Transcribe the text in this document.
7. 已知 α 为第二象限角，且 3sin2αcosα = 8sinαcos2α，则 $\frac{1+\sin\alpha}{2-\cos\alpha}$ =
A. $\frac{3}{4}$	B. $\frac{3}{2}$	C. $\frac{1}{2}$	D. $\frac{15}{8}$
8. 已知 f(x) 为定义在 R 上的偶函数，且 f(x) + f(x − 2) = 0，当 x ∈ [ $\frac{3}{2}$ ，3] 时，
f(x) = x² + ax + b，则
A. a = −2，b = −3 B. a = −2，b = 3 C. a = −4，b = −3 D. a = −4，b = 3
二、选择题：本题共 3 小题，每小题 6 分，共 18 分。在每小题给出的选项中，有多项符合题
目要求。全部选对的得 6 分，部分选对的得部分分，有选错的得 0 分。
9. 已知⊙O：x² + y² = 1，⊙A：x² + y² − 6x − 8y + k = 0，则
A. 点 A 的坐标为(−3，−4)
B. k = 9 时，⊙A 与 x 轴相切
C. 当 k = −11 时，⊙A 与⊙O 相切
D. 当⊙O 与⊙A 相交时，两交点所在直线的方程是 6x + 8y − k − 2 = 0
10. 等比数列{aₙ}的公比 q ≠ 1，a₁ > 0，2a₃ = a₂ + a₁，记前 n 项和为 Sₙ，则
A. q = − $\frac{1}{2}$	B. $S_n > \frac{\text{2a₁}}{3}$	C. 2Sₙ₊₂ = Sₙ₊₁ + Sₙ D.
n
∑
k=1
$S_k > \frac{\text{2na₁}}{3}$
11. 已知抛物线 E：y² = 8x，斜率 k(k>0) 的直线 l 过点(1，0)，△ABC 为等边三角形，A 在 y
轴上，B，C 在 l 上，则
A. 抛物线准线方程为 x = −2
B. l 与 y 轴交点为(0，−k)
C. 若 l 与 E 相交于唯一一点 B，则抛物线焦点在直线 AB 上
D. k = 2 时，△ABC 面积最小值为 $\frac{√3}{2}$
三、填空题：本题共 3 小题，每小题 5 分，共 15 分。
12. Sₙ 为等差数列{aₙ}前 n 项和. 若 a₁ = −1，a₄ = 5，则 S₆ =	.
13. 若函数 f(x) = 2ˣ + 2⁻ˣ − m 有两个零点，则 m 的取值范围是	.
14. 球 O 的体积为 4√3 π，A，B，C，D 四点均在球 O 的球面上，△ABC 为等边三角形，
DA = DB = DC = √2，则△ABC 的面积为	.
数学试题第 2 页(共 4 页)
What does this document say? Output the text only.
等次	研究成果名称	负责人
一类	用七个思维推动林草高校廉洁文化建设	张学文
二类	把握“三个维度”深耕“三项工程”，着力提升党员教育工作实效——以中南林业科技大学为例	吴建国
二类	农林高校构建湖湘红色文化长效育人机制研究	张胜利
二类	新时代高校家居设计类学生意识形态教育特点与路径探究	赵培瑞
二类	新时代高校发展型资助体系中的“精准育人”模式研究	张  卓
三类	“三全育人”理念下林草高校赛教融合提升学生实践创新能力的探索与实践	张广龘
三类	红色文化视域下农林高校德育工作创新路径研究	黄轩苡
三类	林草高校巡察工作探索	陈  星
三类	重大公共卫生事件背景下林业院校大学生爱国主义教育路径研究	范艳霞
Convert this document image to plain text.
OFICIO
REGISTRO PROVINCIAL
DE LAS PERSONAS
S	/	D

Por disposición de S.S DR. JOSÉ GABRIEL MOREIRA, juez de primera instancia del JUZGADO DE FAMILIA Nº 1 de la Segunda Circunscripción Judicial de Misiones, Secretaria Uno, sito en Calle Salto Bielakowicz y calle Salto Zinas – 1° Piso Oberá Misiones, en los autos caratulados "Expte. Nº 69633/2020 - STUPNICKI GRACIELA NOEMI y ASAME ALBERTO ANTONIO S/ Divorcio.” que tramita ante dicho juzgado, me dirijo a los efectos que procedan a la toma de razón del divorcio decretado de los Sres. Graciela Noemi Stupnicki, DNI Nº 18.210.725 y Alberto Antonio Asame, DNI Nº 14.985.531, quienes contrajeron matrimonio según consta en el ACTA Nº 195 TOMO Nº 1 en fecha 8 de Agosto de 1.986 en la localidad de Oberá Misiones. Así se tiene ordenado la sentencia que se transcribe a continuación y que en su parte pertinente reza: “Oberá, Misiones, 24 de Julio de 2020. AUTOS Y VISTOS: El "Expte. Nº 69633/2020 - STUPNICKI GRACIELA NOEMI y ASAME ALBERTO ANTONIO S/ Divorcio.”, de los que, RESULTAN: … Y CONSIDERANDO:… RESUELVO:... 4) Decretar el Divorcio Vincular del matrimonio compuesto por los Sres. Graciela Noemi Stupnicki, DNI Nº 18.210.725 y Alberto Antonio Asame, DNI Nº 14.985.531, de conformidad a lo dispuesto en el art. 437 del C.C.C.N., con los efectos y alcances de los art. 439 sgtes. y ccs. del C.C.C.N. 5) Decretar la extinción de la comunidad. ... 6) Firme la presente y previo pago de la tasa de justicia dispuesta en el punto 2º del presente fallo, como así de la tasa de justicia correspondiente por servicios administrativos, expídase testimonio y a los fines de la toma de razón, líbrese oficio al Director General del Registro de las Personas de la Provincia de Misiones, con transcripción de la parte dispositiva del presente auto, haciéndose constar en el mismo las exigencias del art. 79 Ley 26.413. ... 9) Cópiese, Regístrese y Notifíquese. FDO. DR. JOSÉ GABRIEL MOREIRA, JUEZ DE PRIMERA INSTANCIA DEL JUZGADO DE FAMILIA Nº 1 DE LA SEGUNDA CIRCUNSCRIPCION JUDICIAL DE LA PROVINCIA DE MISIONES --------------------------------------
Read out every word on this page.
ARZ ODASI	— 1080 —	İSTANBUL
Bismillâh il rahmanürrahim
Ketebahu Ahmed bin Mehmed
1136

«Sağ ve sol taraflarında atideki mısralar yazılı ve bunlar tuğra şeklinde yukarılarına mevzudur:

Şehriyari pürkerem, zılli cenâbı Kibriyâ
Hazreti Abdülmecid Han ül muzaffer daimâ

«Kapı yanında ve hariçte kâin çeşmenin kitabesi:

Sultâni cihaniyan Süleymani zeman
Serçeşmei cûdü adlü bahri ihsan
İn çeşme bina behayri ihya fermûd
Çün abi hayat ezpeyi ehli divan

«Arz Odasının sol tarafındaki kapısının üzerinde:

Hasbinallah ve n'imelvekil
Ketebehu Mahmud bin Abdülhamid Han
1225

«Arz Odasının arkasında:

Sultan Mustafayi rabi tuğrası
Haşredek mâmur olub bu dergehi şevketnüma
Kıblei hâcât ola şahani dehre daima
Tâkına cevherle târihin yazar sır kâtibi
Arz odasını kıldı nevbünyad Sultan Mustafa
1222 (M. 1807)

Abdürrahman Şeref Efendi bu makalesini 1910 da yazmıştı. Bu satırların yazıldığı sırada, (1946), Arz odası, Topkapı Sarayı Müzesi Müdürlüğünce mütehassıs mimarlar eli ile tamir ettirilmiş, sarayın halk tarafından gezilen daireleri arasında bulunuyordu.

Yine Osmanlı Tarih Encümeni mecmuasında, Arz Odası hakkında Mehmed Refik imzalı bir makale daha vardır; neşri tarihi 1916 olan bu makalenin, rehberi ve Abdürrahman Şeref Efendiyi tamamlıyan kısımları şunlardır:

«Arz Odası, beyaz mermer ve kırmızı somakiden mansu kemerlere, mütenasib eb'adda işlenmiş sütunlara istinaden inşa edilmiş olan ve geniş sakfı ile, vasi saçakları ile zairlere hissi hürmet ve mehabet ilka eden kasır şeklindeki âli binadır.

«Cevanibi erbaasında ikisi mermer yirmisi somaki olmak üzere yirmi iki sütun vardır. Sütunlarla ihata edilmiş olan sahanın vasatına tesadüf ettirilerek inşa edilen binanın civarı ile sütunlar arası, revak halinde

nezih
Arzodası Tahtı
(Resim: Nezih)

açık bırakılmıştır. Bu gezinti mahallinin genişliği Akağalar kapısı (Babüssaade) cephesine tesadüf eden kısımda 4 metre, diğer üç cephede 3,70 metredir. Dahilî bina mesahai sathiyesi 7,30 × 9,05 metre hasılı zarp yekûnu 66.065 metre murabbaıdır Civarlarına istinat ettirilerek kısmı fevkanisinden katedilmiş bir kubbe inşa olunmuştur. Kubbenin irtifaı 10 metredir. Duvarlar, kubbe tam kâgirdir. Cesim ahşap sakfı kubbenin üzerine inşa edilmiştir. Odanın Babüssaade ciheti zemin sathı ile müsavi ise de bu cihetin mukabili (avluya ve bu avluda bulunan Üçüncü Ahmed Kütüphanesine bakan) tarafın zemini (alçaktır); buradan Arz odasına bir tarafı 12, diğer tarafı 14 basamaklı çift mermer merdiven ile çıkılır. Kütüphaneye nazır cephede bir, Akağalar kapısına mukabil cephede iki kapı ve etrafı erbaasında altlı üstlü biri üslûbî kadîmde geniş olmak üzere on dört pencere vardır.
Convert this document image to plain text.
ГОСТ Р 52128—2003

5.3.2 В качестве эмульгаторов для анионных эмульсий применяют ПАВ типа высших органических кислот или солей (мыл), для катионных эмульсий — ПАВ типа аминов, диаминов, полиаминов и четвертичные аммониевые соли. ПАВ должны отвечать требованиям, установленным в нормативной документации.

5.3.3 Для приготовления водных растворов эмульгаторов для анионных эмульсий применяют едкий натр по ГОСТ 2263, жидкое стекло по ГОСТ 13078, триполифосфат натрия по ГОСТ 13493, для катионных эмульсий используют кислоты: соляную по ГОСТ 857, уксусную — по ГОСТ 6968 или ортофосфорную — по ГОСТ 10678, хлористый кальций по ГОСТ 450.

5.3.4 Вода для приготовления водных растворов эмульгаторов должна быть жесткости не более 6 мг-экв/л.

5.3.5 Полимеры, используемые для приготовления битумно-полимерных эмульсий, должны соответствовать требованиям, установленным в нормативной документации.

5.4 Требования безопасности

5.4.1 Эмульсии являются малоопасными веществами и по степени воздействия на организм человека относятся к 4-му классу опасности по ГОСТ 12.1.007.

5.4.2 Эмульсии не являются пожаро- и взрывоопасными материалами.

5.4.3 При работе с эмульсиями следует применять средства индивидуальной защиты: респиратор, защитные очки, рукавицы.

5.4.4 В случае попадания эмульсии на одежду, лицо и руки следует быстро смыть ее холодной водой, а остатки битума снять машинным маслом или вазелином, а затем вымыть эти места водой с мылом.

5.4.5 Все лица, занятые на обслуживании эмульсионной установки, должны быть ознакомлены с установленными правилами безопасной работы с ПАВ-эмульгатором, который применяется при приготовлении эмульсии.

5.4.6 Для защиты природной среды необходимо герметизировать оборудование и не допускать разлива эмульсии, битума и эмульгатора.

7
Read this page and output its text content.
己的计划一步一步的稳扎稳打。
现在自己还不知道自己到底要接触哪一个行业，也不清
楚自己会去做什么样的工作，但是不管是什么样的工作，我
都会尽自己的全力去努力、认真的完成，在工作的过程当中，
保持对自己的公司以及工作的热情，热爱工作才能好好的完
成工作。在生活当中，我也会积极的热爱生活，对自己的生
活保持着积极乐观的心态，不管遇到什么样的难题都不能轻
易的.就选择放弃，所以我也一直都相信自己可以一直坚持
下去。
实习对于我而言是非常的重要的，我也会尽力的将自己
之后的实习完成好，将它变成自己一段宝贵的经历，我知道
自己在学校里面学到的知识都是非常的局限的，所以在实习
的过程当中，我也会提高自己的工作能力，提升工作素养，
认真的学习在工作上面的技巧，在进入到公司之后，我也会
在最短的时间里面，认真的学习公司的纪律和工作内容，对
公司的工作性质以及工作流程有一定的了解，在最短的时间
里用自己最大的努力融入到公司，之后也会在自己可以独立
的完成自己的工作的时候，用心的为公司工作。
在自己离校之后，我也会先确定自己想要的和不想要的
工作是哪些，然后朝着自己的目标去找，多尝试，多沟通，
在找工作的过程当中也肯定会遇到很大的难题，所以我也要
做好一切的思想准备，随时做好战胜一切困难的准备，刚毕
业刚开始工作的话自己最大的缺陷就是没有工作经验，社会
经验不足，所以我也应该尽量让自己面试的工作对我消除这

· · · ·

__Task details__. Each line that holds the word "требованиям" should be extracted from the records.

__Exercise output__.
5.3.2 В качестве эмульгаторов для анионных эмульсий применяют ПАВ типа высших органических кислот или солей (мыл), для катионных эмульсий — ПАВ типа аминов, диаминов, полиаминов и четвертичные аммониевые соли. ПАВ должны отвечать требованиям, установленным в нормативной документации.
5.3.5 Полимеры, используемые для приготовления битумно-полимерных эмульсий, должны соответствовать требованиям, установленным в нормативной документации.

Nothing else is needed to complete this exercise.